- [STATED GOAL]
Produce a verbatim copy of the entries listed below.

Records
□ □ □ □ □

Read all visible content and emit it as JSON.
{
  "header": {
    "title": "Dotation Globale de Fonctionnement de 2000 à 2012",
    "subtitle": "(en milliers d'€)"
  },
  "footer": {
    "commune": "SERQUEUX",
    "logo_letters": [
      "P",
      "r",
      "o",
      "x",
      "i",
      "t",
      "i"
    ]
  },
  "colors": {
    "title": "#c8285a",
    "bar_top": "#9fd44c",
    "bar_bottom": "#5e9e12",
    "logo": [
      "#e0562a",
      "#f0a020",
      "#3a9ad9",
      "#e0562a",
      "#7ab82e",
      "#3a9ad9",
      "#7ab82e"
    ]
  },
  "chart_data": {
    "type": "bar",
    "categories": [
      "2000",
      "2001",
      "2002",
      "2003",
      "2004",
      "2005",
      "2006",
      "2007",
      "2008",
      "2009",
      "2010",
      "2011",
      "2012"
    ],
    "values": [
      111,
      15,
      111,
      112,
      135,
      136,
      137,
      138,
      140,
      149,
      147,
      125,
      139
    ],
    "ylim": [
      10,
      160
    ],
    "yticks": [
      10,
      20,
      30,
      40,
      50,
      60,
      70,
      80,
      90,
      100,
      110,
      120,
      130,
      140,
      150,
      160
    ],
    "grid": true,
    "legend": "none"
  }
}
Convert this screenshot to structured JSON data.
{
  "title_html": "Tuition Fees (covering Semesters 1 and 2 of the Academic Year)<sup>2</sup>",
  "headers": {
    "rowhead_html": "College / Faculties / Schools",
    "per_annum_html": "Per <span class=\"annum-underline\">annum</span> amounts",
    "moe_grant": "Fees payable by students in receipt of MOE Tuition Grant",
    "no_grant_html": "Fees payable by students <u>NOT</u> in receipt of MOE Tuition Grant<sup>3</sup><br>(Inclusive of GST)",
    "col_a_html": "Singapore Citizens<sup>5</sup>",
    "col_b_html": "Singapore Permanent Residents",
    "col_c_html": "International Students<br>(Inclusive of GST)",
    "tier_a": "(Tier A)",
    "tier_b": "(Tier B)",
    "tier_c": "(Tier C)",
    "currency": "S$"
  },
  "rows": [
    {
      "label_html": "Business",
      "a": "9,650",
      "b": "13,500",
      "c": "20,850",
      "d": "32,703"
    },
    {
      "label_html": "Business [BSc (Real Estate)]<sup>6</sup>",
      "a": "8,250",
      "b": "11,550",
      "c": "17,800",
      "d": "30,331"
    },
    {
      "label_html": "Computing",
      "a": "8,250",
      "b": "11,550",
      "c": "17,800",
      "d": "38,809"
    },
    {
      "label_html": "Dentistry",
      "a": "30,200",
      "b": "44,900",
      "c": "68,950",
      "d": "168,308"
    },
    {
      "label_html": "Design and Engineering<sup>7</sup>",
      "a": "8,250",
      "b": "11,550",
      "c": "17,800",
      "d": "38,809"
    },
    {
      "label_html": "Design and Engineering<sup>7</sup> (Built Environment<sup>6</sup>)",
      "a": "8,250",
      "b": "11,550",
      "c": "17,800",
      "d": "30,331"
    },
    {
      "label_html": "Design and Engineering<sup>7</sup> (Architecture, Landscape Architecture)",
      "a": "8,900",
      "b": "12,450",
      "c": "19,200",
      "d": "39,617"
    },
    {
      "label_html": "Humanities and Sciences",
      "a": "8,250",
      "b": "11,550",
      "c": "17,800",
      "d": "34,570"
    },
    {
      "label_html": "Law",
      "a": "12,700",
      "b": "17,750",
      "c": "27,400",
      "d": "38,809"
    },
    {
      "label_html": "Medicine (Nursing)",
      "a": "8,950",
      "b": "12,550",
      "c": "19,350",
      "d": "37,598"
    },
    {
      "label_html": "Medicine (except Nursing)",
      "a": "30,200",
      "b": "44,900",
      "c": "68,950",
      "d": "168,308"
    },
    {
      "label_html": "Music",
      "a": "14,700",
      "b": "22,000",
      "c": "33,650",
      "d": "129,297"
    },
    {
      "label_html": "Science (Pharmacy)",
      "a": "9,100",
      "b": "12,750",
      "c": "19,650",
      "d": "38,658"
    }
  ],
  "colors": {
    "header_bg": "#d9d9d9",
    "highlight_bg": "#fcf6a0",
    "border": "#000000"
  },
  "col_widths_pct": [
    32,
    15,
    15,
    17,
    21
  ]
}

□ □ □ □ □

- [COMPLETED EXERCISE]
Read all visible content and emit it as JSON.
{
  "header": {
    "title": "Dotation Globale de Fonctionnement de 2000 à 2012",
    "subtitle": "(en milliers d'€)"
  },
  "footer": {
    "commune": "SERQUEUX",
    "logo_letters": [
      "P",
      "r",
      "o",
      "x",
      "i",
      "t",
      "i"
    ]
  },
  "colors": {
    "title": "#c8285a",
    "bar_top": "#9fd44c",
    "bar_bottom": "#5e9e12",
    "logo": [
      "#e0562a",
      "#f0a020",
      "#3a9ad9",
      "#e0562a",
      "#7ab82e",
      "#3a9ad9",
      "#7ab82e"
    ]
  },
  "chart_data": {
    "type": "bar",
    "categories": [
      "2000",
      "2001",
      "2002",
      "2003",
      "2004",
      "2005",
      "2006",
      "2007",
      "2008",
      "2009",
      "2010",
      "2011",
      "2012"
    ],
    "values": [
      111,
      15,
      111,
      112,
      135,
      136,
      137,
      138,
      140,
      149,
      147,
      125,
      139
    ],
    "ylim": [
      10,
      160
    ],
    "yticks": [
      10,
      20,
      30,
      40,
      50,
      60,
      70,
      80,
      90,
      100,
      110,
      120,
      130,
      140,
      150,
      160
    ],
    "grid": true,
    "legend": "none"
  }
}
Convert this screenshot to structured JSON data.
{
  "title_html": "Tuition Fees (covering Semesters 1 and 2 of the Academic Year)<sup>2</sup>",
  "headers": {
    "rowhead_html": "College / Faculties / Schools",
    "per_annum_html": "Per <span class=\"annum-underline\">annum</span> amounts",
    "moe_grant": "Fees payable by students in receipt of MOE Tuition Grant",
    "no_grant_html": "Fees payable by students <u>NOT</u> in receipt of MOE Tuition Grant<sup>3</sup><br>(Inclusive of GST)",
    "col_a_html": "Singapore Citizens<sup>5</sup>",
    "col_b_html": "Singapore Permanent Residents",
    "col_c_html": "International Students<br>(Inclusive of GST)",
    "tier_a": "(Tier A)",
    "tier_b": "(Tier B)",
    "tier_c": "(Tier C)",
    "currency": "S$"
  },
  "rows": [
    {
      "label_html": "Business",
      "a": "9,650",
      "b": "13,500",
      "c": "20,850",
      "d": "32,703"
    },
    {
      "label_html": "Business [BSc (Real Estate)]<sup>6</sup>",
      "a": "8,250",
      "b": "11,550",
      "c": "17,800",
      "d": "30,331"
    },
    {
      "label_html": "Computing",
      "a": "8,250",
      "b": "11,550",
      "c": "17,800",
      "d": "38,809"
    },
    {
      "label_html": "Dentistry",
      "a": "30,200",
      "b": "44,900",
      "c": "68,950",
      "d": "168,308"
    },
    {
      "label_html": "Design and Engineering<sup>7</sup>",
      "a": "8,250",
      "b": "11,550",
      "c": "17,800",
      "d": "38,809"
    },
    {
      "label_html": "Design and Engineering<sup>7</sup> (Built Environment<sup>6</sup>)",
      "a": "8,250",
      "b": "11,550",
      "c": "17,800",
      "d": "30,331"
    },
    {
      "label_html": "Design and Engineering<sup>7</sup> (Architecture, Landscape Architecture)",
      "a": "8,900",
      "b": "12,450",
      "c": "19,200",
      "d": "39,617"
    },
    {
      "label_html": "Humanities and Sciences",
      "a": "8,250",
      "b": "11,550",
      "c": "17,800",
      "d": "34,570"
    },
    {
      "label_html": "Law",
      "a": "12,700",
      "b": "17,750",
      "c": "27,400",
      "d": "38,809"
    },
    {
      "label_html": "Medicine (Nursing)",
      "a": "8,950",
      "b": "12,550",
      "c": "19,350",
      "d": "37,598"
    },
    {
      "label_html": "Medicine (except Nursing)",
      "a": "30,200",
      "b": "44,900",
      "c": "68,950",
      "d": "168,308"
    },
    {
      "label_html": "Music",
      "a": "14,700",
      "b": "22,000",
      "c": "33,650",
      "d": "129,297"
    },
    {
      "label_html": "Science (Pharmacy)",
      "a": "9,100",
      "b": "12,750",
      "c": "19,650",
      "d": "38,658"
    }
  ],
  "colors": {
    "header_bg": "#d9d9d9",
    "highlight_bg": "#fcf6a0",
    "border": "#000000"
  },
  "col_widths_pct": [
    32,
    15,
    15,
    17,
    21
  ]
}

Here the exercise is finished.